**Set problem**
Quote the listing below in its entirety, omitting every image.

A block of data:
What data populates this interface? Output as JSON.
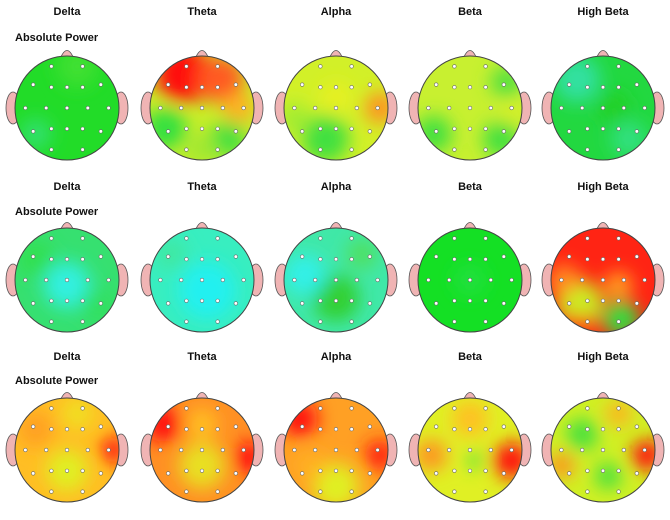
{
  "rows": [
    {
      "bands": [
        "Delta",
        "Theta",
        "Alpha",
        "Beta",
        "High Beta"
      ],
      "label": "Absolute Power"
    },
    {
      "bands": [
        "Delta",
        "Theta",
        "Alpha",
        "Beta",
        "High Beta"
      ],
      "label": "Absolute Power"
    },
    {
      "bands": [
        "Delta",
        "Theta",
        "Alpha",
        "Beta",
        "High Beta"
      ],
      "label": "Absolute Power"
    }
  ]
}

**Result of this task**
What data populates this interface? Output as JSON.
{
  "rows": [
    {
      "bands": [
        "Delta",
        "Theta",
        "Alpha",
        "Beta",
        "High Beta"
      ],
      "label": "Absolute Power"
    },
    {
      "bands": [
        "Delta",
        "Theta",
        "Alpha",
        "Beta",
        "High Beta"
      ],
      "label": "Absolute Power"
    },
    {
      "bands": [
        "Delta",
        "Theta",
        "Alpha",
        "Beta",
        "High Beta"
      ],
      "label": "Absolute Power"
    }
  ]
}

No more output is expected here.